## EXERCISE DIRECTIONS
Without the images, repeat every line of the listing verbatim.

## INFORMATION SHOWN
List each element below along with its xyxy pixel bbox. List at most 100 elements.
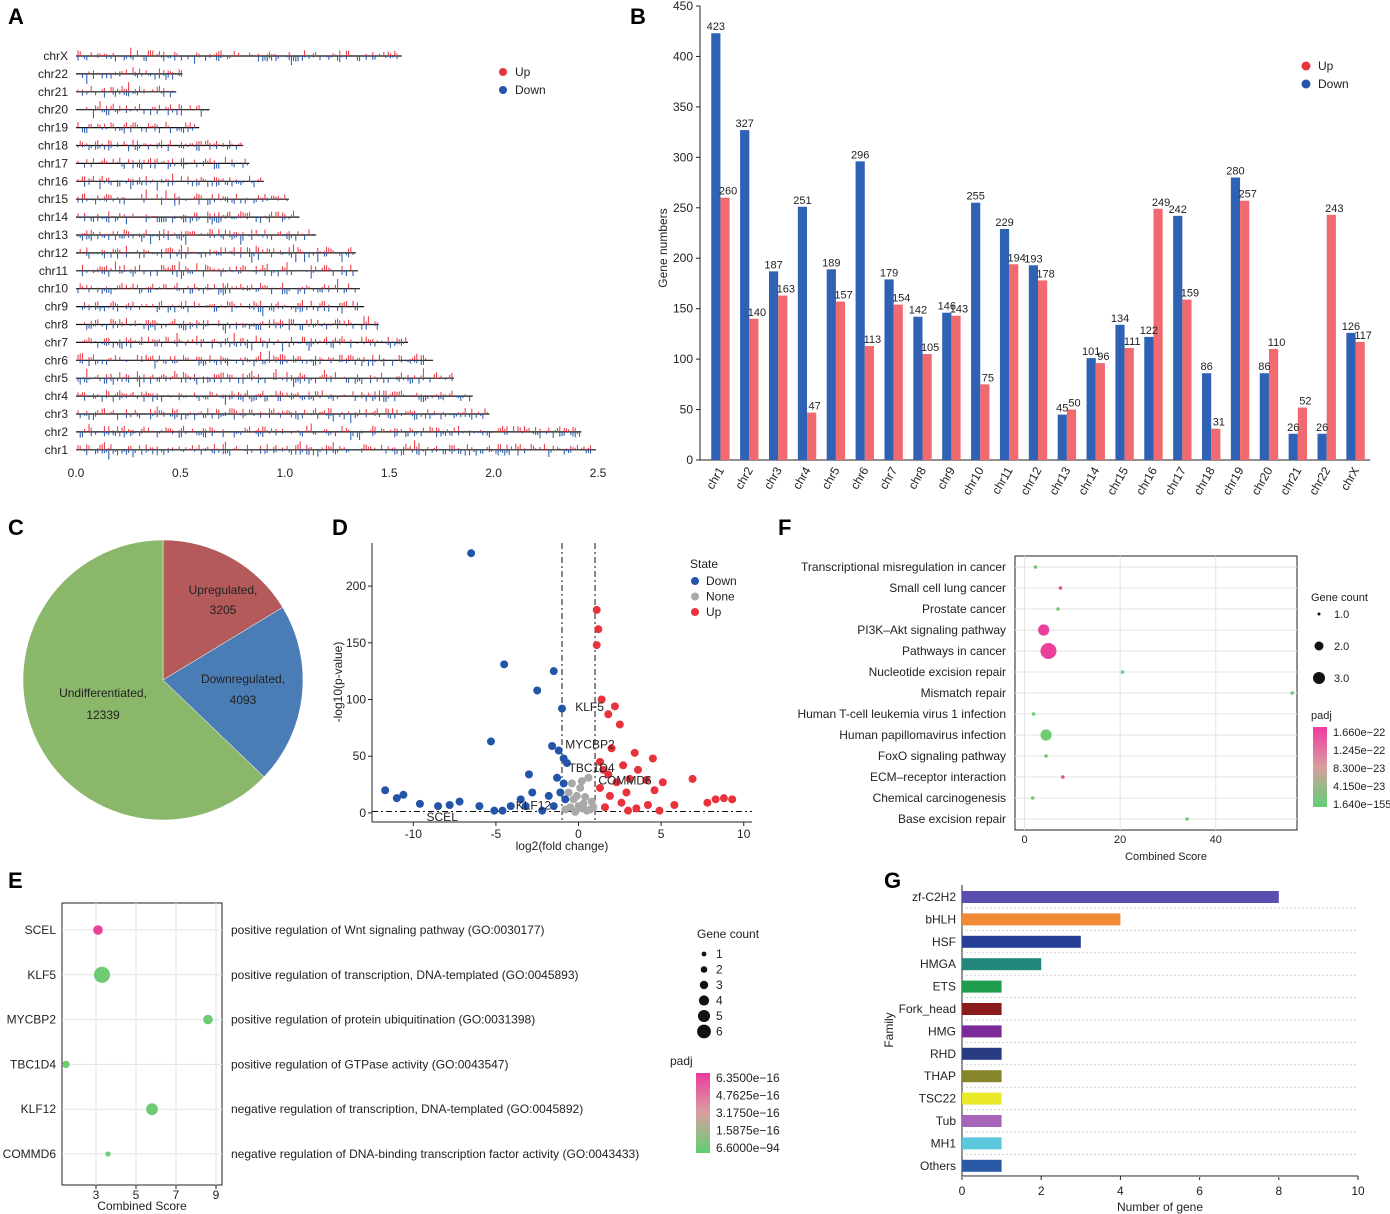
y-tick-label: 250 — [673, 201, 693, 215]
family-bar — [962, 913, 1121, 926]
family-label: HMGA — [920, 957, 956, 971]
x-tick-label: 2.0 — [485, 466, 502, 480]
x-tick-label: chr18 — [1191, 464, 1218, 497]
x-tick-label: chr1 — [703, 464, 727, 491]
x-tick-label: 0 — [1021, 834, 1027, 846]
x-axis-title: Combined Score — [97, 1199, 187, 1213]
bar-up — [1095, 363, 1105, 460]
up-gene-marks — [77, 47, 398, 56]
volcano-point — [719, 794, 728, 803]
volcano-point — [544, 791, 553, 800]
volcano-point — [711, 795, 720, 804]
volcano-point — [567, 779, 576, 788]
data-label-up: 159 — [1181, 288, 1199, 300]
bar-down — [999, 228, 1010, 460]
volcano-point — [619, 761, 628, 770]
bar-down — [740, 130, 750, 461]
data-label-down: 423 — [707, 21, 725, 33]
data-label-down: 296 — [851, 149, 869, 161]
bar-down — [971, 202, 981, 460]
bar-up — [922, 354, 932, 460]
x-tick-label: chr14 — [1075, 464, 1102, 497]
size-legend-marker — [697, 1024, 711, 1039]
volcano-point — [615, 720, 624, 729]
go-term-label: negative regulation of DNA-binding trans… — [231, 1147, 639, 1161]
chromosome-label: chr6 — [45, 353, 69, 367]
data-label-up: 260 — [719, 186, 737, 198]
x-tick-label: 0.5 — [172, 466, 189, 480]
bar-down — [913, 316, 923, 460]
volcano-point — [415, 799, 424, 808]
x-tick-label: chr20 — [1248, 464, 1275, 497]
volcano-point — [610, 702, 619, 711]
volcano-point — [524, 770, 533, 779]
chromosome-label: chr9 — [45, 300, 69, 314]
volcano-point — [612, 778, 621, 787]
data-label-up: 140 — [748, 307, 766, 319]
data-label-up: 52 — [1299, 396, 1311, 408]
volcano-point — [688, 774, 697, 783]
go-term-label: positive regulation of transcription, DN… — [231, 968, 579, 982]
x-tick-label: 2 — [1038, 1184, 1045, 1198]
y-tick-label: 50 — [680, 403, 694, 417]
volcano-point — [589, 803, 598, 812]
volcano-point — [516, 795, 525, 804]
x-tick-label: chr3 — [761, 464, 785, 491]
pathway-label: Chemical carcinogenesis — [873, 791, 1006, 805]
volcano-point — [648, 754, 657, 763]
down-gene-marks — [81, 73, 182, 84]
x-tick-label: 10 — [737, 827, 751, 841]
data-label-up: 163 — [777, 284, 795, 296]
up-gene-marks — [77, 390, 466, 397]
volcano-point — [572, 791, 581, 800]
color-legend-title: padj — [670, 1054, 693, 1068]
down-gene-marks — [77, 199, 288, 206]
bar-up — [864, 345, 874, 460]
pathway-label: Mismatch repair — [921, 686, 1006, 700]
x-tick-label: chr11 — [989, 464, 1016, 497]
bar-up — [1066, 409, 1077, 460]
data-label-up: 31 — [1213, 417, 1225, 429]
pathway-label: Nucleotide excision repair — [869, 665, 1006, 679]
y-tick-label: 400 — [673, 49, 693, 63]
volcano-point — [643, 800, 652, 809]
chromosome-label: chr16 — [38, 174, 68, 188]
volcano-point — [703, 798, 712, 807]
legend-up-marker — [499, 68, 507, 76]
down-gene-marks — [92, 109, 209, 119]
x-tick-label: 5 — [658, 827, 665, 841]
up-gene-marks — [81, 332, 407, 343]
data-label-down: 251 — [793, 195, 811, 207]
y-axis-title: Family — [882, 1012, 896, 1047]
bar-up — [835, 301, 846, 460]
volcano-point — [554, 746, 563, 755]
legend-title: State — [690, 557, 718, 571]
legend-up-label: Up — [1318, 59, 1334, 73]
slice-value: 4093 — [230, 693, 257, 707]
go-term-label: positive regulation of protein ubiquitin… — [231, 1013, 535, 1027]
x-axis-title: Combined Score — [1125, 851, 1207, 863]
bar-up — [749, 318, 759, 460]
size-legend-label: 2 — [716, 963, 723, 977]
volcano-point — [607, 744, 616, 753]
panel-a-karyogram: chrX chr22 chr21 chr20 chr19 chr18 chr17 chr16 c… — [38, 47, 607, 480]
panel-label-a: A — [8, 4, 24, 29]
family-label: THAP — [924, 1069, 956, 1083]
volcano-point — [445, 800, 454, 809]
volcano-point — [561, 795, 570, 804]
volcano-point — [574, 802, 583, 811]
bar-up — [720, 197, 730, 460]
family-label: ETS — [933, 980, 956, 994]
data-label-down: 26 — [1316, 422, 1328, 434]
y-tick-label: 200 — [673, 251, 693, 265]
slice-label: Upregulated, — [189, 583, 258, 597]
volcano-point — [475, 802, 484, 811]
volcano-point — [658, 778, 667, 787]
panel-label-f: F — [778, 515, 791, 540]
family-bar — [962, 1115, 1002, 1127]
chromosome-label: chr20 — [38, 103, 68, 117]
volcano-point — [500, 660, 509, 669]
family-bar — [962, 1137, 1002, 1150]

## PROBLEM SOLUTION
List each element below along with its xyxy pixel bbox. List at most 100 elements.
y-tick-label: 250 — [673, 201, 693, 215]
family-bar — [962, 913, 1121, 926]
family-label: HMGA — [920, 957, 956, 971]
x-tick-label: 2.0 — [485, 466, 502, 480]
x-tick-label: chr18 — [1191, 464, 1218, 497]
x-tick-label: chr1 — [703, 464, 727, 491]
x-tick-label: 0 — [1021, 834, 1027, 846]
x-axis-title: Combined Score — [97, 1199, 187, 1213]
bar-up — [1095, 363, 1105, 460]
up-gene-marks — [77, 47, 398, 56]
volcano-point — [719, 794, 728, 803]
volcano-point — [544, 791, 553, 800]
volcano-point — [711, 795, 720, 804]
volcano-point — [567, 779, 576, 788]
data-label-up: 159 — [1181, 288, 1199, 300]
bar-down — [999, 228, 1010, 460]
volcano-point — [619, 761, 628, 770]
bar-down — [740, 130, 750, 461]
data-label-down: 423 — [707, 21, 725, 33]
data-label-down: 296 — [851, 149, 869, 161]
bar-down — [971, 202, 981, 460]
bar-up — [922, 354, 932, 460]
x-tick-label: chr14 — [1075, 464, 1102, 497]
size-legend-marker — [697, 1024, 711, 1039]
volcano-point — [615, 720, 624, 729]
go-term-label: negative regulation of DNA-binding trans… — [231, 1147, 639, 1161]
chromosome-label: chr6 — [45, 353, 69, 367]
data-label-up: 260 — [719, 186, 737, 198]
x-tick-label: 0.5 — [172, 466, 189, 480]
bar-down — [913, 316, 923, 460]
volcano-point — [415, 799, 424, 808]
x-tick-label: chr20 — [1248, 464, 1275, 497]
volcano-point — [610, 702, 619, 711]
volcano-point — [524, 770, 533, 779]
chromosome-label: chr9 — [45, 300, 69, 314]
volcano-point — [612, 778, 621, 787]
data-label-up: 140 — [748, 307, 766, 319]
data-label-up: 52 — [1299, 396, 1311, 408]
volcano-point — [688, 774, 697, 783]
go-term-label: positive regulation of transcription, DN… — [231, 968, 579, 982]
x-tick-label: 2 — [1038, 1184, 1045, 1198]
y-tick-label: 50 — [680, 403, 694, 417]
volcano-point — [589, 803, 598, 812]
volcano-point — [516, 795, 525, 804]
x-tick-label: chr3 — [761, 464, 785, 491]
pathway-label: Chemical carcinogenesis — [873, 791, 1006, 805]
volcano-point — [648, 754, 657, 763]
down-gene-marks — [81, 73, 182, 84]
x-tick-label: 10 — [737, 827, 751, 841]
data-label-up: 163 — [777, 284, 795, 296]
up-gene-marks — [77, 390, 466, 397]
volcano-point — [572, 791, 581, 800]
color-legend-title: padj — [670, 1054, 693, 1068]
down-gene-marks — [77, 199, 288, 206]
bar-up — [864, 345, 874, 460]
pathway-label: Mismatch repair — [921, 686, 1006, 700]
x-tick-label: chr11 — [989, 464, 1016, 497]
bar-up — [1066, 409, 1077, 460]
data-label-up: 31 — [1213, 417, 1225, 429]
pathway-label: Nucleotide excision repair — [869, 665, 1006, 679]
y-tick-label: 400 — [673, 49, 693, 63]
volcano-point — [643, 800, 652, 809]
chromosome-label: chr16 — [38, 174, 68, 188]
volcano-point — [703, 798, 712, 807]
legend-up-marker — [499, 68, 507, 76]
down-gene-marks — [92, 109, 209, 119]
x-tick-label: 5 — [658, 827, 665, 841]
up-gene-marks — [81, 332, 407, 343]
data-label-down: 251 — [793, 195, 811, 207]
y-axis-title: Family — [882, 1012, 896, 1047]
bar-up — [835, 301, 846, 460]
volcano-point — [554, 746, 563, 755]
legend-title: State — [690, 557, 718, 571]
legend-up-label: Up — [1318, 59, 1334, 73]
slice-value: 4093 — [230, 693, 257, 707]
go-term-label: positive regulation of protein ubiquitin… — [231, 1013, 535, 1027]
x-axis-title: Combined Score — [1125, 851, 1207, 863]
bar-up — [749, 318, 759, 460]
size-legend-label: 2 — [716, 963, 723, 977]
volcano-point — [607, 744, 616, 753]
panel-a-karyogram: chrX chr22 chr21 chr20 chr19 chr18 chr17 chr16 c… — [38, 47, 607, 480]
panel-label-a: A — [8, 4, 24, 29]
family-label: THAP — [924, 1069, 956, 1083]
volcano-point — [445, 800, 454, 809]
volcano-point — [561, 795, 570, 804]
volcano-point — [574, 802, 583, 811]
bar-up — [720, 197, 730, 460]
family-label: ETS — [933, 980, 956, 994]
data-label-down: 26 — [1316, 422, 1328, 434]
y-tick-label: 200 — [673, 251, 693, 265]
slice-label: Upregulated, — [189, 583, 258, 597]
volcano-point — [475, 802, 484, 811]
volcano-point — [658, 778, 667, 787]
panel-label-f: F — [778, 515, 791, 540]
family-bar — [962, 1115, 1002, 1127]
chromosome-label: chr20 — [38, 103, 68, 117]
volcano-point — [500, 660, 509, 669]
family-bar — [962, 1137, 1002, 1150]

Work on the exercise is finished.